Go through the records line by line and work out how many lines hold the word "площу". Answer with the number only.

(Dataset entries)
····················

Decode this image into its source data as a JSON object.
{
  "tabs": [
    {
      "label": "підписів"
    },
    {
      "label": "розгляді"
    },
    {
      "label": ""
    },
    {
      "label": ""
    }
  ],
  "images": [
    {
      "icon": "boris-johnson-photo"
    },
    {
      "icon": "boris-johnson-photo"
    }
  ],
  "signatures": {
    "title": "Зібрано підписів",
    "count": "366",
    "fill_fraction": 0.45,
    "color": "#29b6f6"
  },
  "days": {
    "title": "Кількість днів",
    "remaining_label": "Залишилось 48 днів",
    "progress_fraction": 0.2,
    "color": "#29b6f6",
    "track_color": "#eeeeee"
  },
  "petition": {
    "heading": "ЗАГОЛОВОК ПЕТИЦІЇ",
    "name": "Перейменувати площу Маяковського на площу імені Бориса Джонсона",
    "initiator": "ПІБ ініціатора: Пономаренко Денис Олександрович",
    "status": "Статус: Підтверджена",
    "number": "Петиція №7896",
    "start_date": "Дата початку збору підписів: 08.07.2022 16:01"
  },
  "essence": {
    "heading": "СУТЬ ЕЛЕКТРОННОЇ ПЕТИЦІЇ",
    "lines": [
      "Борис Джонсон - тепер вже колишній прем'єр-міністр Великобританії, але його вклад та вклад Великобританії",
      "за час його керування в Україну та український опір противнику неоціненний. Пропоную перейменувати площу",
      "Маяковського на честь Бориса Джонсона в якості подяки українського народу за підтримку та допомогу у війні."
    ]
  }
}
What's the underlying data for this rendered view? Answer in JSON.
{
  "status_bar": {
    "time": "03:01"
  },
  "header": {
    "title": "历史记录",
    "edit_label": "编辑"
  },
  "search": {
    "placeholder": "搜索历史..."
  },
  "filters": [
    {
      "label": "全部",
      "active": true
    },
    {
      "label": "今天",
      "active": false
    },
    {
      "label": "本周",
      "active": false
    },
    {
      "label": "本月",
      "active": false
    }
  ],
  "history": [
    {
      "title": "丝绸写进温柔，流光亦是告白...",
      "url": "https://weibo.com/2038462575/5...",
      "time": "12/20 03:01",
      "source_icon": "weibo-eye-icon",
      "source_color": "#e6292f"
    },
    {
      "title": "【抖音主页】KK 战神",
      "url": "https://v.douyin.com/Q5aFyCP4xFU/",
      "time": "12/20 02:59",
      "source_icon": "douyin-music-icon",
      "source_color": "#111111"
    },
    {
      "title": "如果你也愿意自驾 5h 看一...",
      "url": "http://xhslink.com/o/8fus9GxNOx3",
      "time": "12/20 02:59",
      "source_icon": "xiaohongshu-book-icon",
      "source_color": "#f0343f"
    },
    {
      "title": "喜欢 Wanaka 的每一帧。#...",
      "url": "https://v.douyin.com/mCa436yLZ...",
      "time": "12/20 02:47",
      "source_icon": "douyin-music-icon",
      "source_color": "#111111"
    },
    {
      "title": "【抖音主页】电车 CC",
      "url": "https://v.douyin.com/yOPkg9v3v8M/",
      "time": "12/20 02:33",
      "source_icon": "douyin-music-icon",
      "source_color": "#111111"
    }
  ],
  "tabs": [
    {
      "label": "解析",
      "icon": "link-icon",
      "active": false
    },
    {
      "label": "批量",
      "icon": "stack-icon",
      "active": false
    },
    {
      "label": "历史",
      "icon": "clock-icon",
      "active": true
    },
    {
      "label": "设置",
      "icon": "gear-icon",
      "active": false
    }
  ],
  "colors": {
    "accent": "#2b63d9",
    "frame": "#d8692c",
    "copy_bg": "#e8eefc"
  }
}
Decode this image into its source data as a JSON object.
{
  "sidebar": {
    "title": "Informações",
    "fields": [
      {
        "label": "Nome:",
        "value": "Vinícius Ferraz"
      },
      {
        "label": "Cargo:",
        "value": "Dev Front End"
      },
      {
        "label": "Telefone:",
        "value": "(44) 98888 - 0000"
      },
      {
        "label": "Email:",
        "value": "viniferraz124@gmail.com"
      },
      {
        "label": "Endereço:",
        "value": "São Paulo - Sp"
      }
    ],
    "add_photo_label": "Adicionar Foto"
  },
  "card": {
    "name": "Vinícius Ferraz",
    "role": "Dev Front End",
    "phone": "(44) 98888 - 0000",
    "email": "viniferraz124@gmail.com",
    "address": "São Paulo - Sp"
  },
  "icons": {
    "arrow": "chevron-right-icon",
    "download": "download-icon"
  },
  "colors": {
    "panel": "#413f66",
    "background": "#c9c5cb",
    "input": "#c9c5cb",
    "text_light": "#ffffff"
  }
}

····················

◆ Output ◆
2